DO THIS — Copy each line where the word "text" occurs.

** Begin **

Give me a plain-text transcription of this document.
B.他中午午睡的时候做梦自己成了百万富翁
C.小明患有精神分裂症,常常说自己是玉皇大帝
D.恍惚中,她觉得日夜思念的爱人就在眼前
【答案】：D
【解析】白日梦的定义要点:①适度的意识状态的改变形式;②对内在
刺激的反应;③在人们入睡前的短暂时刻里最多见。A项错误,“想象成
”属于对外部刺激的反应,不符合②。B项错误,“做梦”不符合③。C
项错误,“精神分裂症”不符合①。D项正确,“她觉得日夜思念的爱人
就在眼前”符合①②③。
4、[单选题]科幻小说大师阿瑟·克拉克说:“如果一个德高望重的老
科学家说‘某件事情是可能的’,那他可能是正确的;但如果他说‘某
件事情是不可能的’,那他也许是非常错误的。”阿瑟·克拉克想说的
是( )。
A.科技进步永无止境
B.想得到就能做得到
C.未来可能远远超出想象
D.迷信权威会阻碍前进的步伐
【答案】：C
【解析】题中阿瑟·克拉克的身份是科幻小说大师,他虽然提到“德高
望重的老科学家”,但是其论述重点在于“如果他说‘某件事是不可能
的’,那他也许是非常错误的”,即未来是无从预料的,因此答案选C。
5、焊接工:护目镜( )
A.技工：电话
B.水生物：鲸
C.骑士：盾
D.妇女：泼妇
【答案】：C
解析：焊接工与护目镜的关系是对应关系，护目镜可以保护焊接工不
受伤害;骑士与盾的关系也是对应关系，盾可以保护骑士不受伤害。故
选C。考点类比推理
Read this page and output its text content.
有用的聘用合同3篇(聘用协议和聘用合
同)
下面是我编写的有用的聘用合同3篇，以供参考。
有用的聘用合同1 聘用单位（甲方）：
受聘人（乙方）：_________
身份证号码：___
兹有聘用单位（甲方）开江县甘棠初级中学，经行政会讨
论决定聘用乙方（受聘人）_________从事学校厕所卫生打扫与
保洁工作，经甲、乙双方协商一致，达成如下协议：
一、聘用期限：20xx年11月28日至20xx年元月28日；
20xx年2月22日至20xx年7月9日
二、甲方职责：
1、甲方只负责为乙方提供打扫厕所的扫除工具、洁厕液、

** End **

WRITTEN SOLUTION —
Give me a plain-text transcription of this document.
Read this page and output its text content.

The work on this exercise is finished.